* _Exercise task_
Find the string "Fiat" in the entries and copy each line that has it.

* _Supplied data_
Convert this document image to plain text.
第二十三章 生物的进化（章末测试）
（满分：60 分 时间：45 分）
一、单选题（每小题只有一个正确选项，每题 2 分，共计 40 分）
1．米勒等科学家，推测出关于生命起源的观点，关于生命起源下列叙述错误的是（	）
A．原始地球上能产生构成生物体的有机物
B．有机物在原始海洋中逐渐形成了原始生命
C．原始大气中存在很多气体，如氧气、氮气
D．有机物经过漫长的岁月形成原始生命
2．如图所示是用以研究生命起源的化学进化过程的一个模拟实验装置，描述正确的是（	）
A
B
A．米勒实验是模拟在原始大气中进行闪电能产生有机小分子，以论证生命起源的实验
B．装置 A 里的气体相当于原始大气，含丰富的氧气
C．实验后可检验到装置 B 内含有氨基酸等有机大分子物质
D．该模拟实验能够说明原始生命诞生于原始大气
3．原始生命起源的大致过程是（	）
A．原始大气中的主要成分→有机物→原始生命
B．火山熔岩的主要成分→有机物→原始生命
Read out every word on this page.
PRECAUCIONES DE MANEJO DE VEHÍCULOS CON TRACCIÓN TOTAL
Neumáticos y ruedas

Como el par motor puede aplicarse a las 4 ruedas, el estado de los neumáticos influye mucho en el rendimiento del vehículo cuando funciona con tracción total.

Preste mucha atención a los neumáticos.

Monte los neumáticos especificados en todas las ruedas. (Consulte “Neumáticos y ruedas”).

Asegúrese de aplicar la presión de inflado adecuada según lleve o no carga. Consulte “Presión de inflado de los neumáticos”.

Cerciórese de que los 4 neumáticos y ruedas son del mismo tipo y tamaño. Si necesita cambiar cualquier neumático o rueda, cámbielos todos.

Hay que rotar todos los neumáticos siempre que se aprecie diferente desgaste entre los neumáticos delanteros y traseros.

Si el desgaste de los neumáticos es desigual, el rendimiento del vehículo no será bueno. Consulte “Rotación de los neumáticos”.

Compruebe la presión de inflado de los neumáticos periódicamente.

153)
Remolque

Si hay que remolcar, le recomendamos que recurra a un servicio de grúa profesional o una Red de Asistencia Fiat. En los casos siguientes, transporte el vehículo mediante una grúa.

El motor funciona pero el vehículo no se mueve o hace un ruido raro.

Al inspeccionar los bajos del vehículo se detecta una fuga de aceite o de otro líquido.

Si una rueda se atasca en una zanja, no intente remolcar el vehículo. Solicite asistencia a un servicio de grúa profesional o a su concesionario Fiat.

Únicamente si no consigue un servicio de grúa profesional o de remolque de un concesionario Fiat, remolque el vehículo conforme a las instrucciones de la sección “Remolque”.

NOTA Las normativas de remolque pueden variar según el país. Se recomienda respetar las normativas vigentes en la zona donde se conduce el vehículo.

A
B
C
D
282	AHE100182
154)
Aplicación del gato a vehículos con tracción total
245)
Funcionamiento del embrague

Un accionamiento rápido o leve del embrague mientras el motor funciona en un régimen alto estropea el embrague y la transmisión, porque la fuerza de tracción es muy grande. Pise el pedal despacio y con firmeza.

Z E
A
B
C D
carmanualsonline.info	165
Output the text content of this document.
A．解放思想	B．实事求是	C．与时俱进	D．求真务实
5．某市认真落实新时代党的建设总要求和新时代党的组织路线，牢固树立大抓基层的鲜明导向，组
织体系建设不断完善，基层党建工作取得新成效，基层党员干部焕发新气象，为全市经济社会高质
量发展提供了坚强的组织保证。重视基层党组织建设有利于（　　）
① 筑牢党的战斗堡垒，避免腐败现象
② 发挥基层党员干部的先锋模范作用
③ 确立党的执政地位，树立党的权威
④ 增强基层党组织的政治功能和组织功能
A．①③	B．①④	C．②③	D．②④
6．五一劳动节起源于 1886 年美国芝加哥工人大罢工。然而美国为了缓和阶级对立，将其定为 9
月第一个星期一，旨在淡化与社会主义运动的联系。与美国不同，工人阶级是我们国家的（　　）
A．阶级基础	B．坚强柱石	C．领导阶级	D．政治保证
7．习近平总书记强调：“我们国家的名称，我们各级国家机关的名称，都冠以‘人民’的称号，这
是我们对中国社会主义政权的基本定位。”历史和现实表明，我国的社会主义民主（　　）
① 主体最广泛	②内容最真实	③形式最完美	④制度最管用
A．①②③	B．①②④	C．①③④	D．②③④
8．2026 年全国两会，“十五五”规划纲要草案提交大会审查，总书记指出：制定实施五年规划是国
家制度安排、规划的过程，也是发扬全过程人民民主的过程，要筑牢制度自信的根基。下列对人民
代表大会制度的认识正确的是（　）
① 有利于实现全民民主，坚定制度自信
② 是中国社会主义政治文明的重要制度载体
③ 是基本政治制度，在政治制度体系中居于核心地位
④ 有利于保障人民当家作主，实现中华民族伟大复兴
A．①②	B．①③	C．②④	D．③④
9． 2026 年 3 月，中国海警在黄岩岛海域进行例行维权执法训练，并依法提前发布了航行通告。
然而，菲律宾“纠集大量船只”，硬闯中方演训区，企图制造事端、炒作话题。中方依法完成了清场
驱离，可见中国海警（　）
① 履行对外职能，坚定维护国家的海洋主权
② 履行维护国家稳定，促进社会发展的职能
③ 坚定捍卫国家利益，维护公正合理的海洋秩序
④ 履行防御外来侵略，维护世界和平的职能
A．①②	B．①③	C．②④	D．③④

--

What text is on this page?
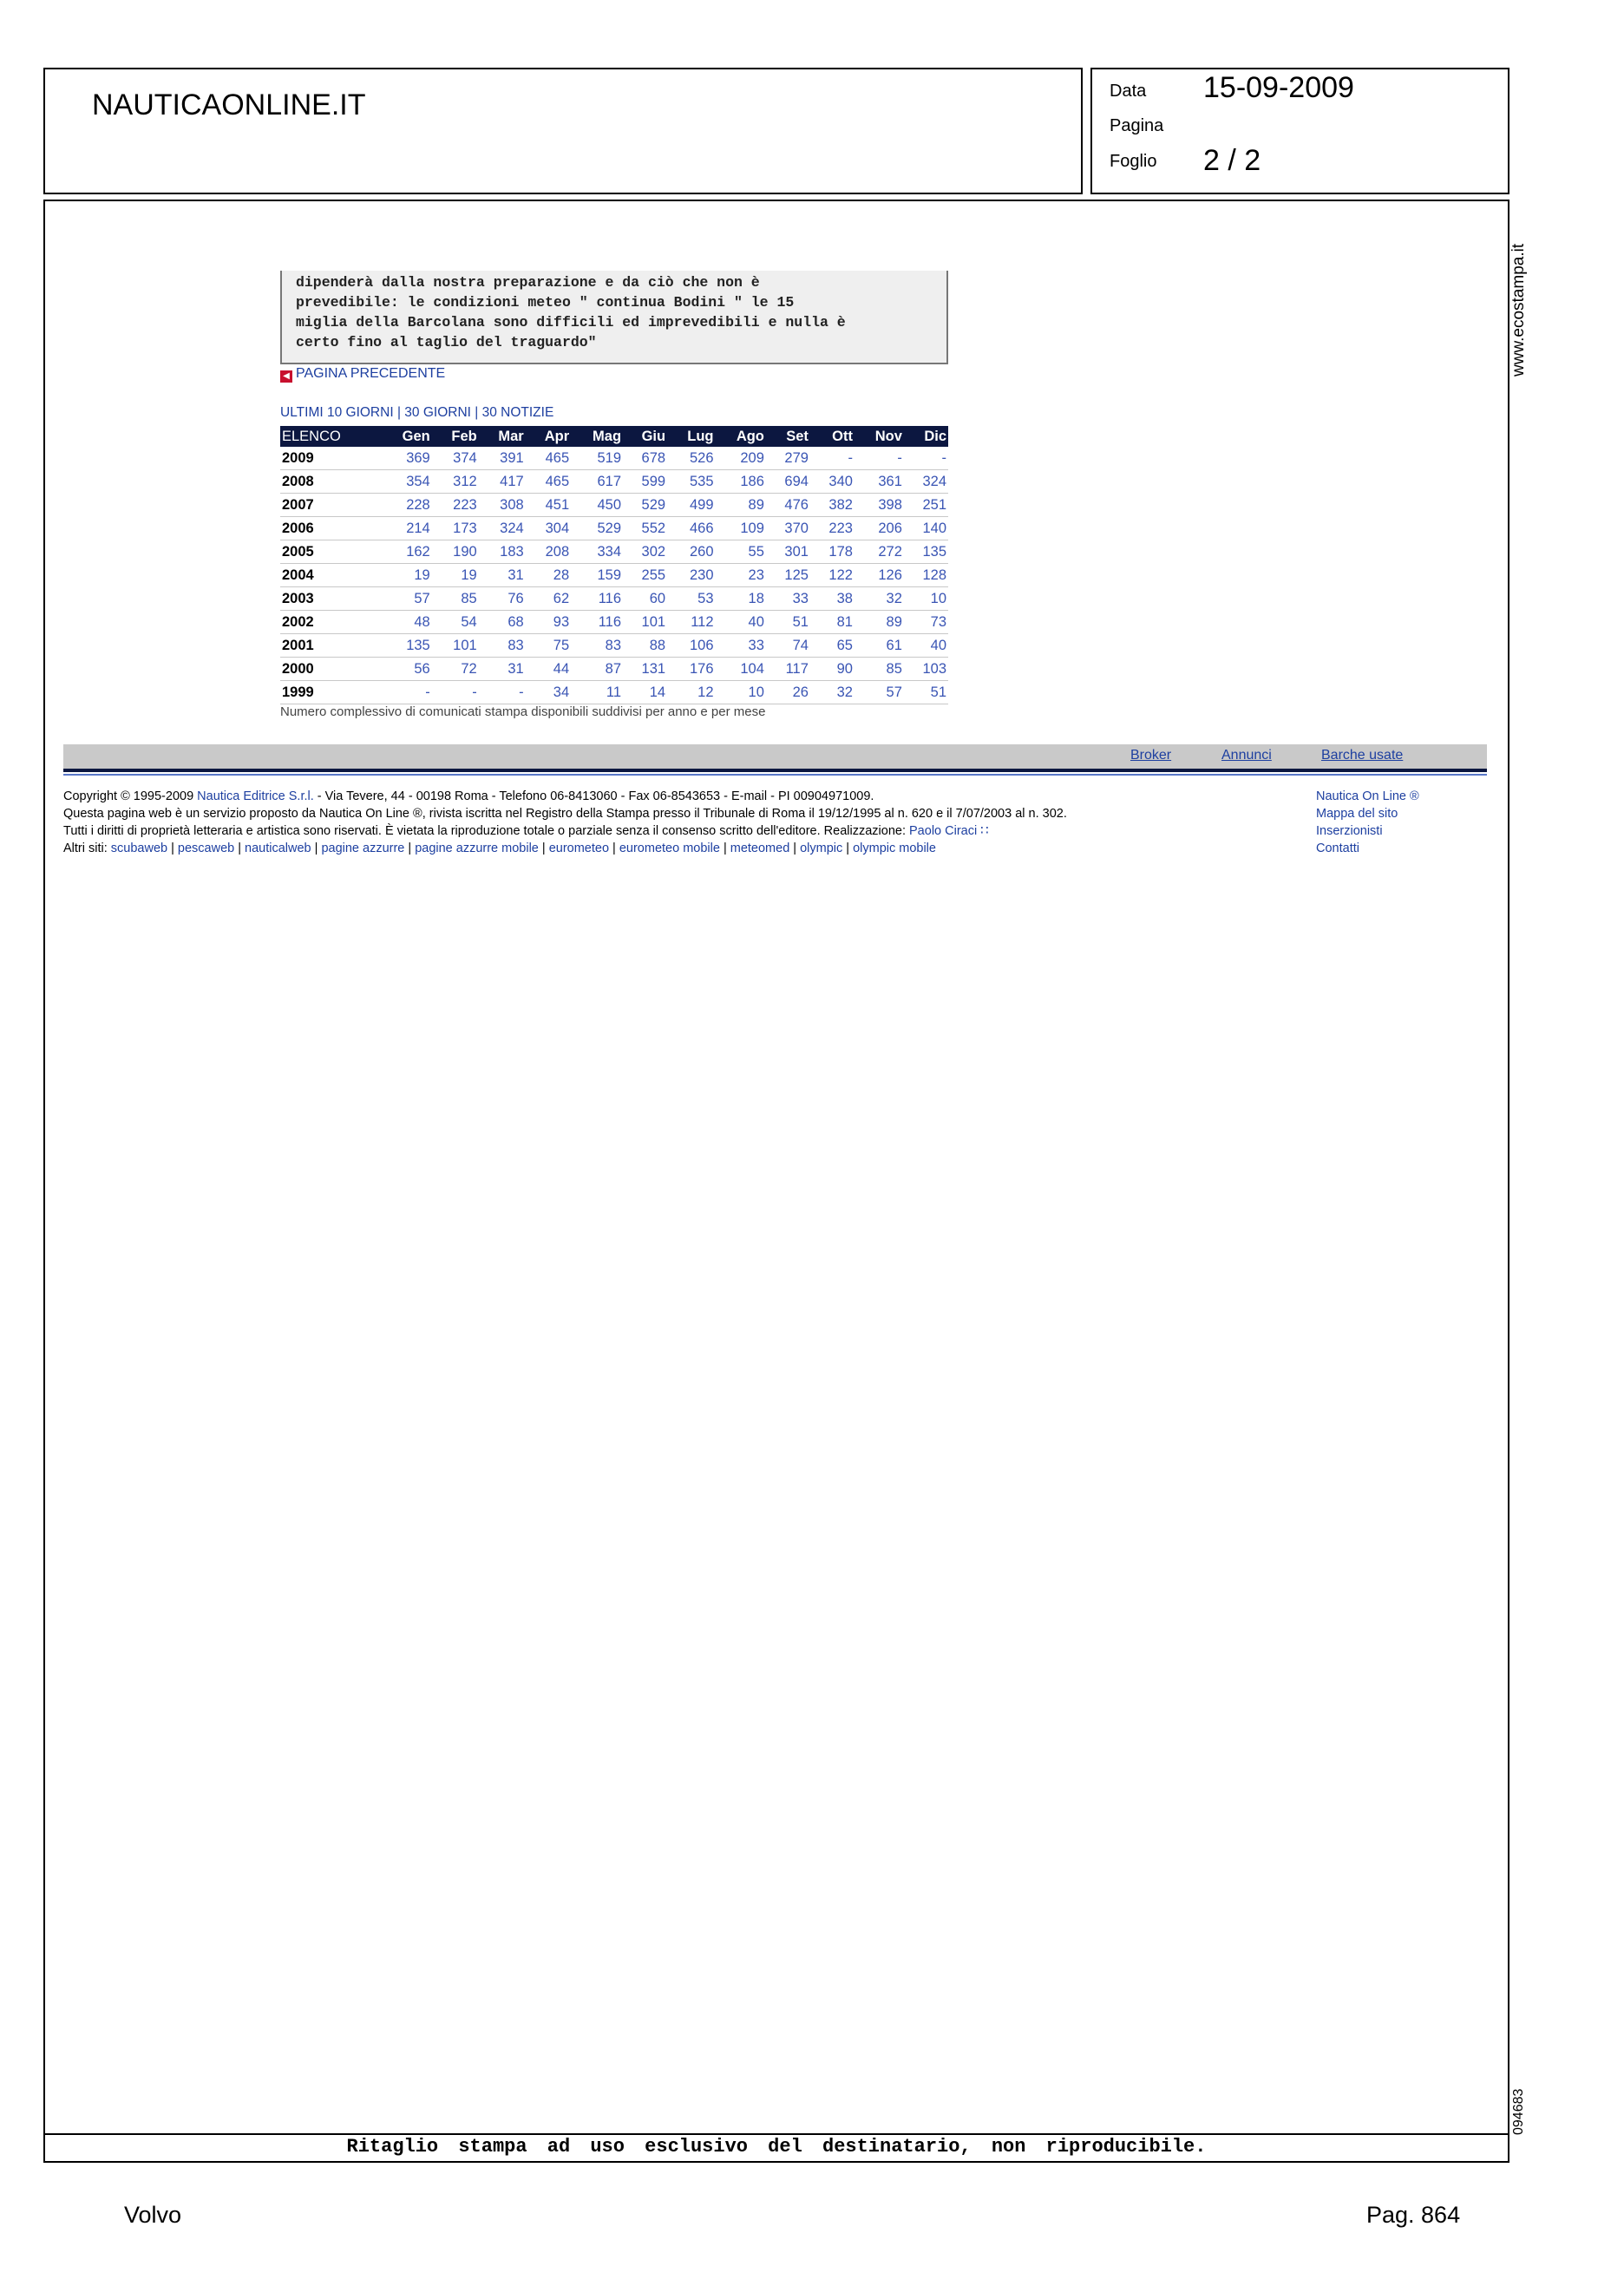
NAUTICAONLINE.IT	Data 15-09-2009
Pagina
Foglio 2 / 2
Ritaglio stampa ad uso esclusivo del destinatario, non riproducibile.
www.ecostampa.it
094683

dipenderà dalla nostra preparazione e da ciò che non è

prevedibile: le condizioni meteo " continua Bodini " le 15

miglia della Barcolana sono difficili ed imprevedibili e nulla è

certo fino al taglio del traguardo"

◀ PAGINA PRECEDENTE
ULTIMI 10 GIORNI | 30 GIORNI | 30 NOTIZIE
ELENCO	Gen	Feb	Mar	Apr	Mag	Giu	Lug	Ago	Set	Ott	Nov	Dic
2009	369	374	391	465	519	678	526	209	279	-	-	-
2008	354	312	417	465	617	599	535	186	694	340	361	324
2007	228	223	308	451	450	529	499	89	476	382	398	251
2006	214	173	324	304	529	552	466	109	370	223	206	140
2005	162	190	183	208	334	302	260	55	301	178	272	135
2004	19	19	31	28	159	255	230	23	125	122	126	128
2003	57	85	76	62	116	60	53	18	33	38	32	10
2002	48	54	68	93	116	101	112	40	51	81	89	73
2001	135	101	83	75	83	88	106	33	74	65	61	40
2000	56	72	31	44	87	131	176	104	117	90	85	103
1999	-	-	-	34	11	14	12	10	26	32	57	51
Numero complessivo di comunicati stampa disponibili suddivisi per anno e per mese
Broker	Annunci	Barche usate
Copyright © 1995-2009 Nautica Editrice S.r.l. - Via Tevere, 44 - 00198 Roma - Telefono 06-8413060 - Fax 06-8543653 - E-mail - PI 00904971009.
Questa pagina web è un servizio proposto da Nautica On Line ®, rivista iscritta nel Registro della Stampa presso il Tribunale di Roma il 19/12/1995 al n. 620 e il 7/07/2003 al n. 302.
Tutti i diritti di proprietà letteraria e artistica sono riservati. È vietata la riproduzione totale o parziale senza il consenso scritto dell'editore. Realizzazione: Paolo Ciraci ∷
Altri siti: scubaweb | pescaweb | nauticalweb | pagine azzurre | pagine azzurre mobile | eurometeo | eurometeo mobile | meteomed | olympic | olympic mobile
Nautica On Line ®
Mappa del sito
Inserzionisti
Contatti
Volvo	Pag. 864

* _Written answer_
Si hay que remolcar, le recomendamos que recurra a un servicio de grúa profesional o una Red de Asistencia Fiat. En los casos siguientes, transporte el vehículo mediante una grúa.
Si una rueda se atasca en una zanja, no intente remolcar el vehículo. Solicite asistencia a un servicio de grúa profesional o a su concesionario Fiat.
Únicamente si no consigue un servicio de grúa profesional o de remolque de un concesionario Fiat, remolque el vehículo conforme a las instrucciones de la sección “Remolque”.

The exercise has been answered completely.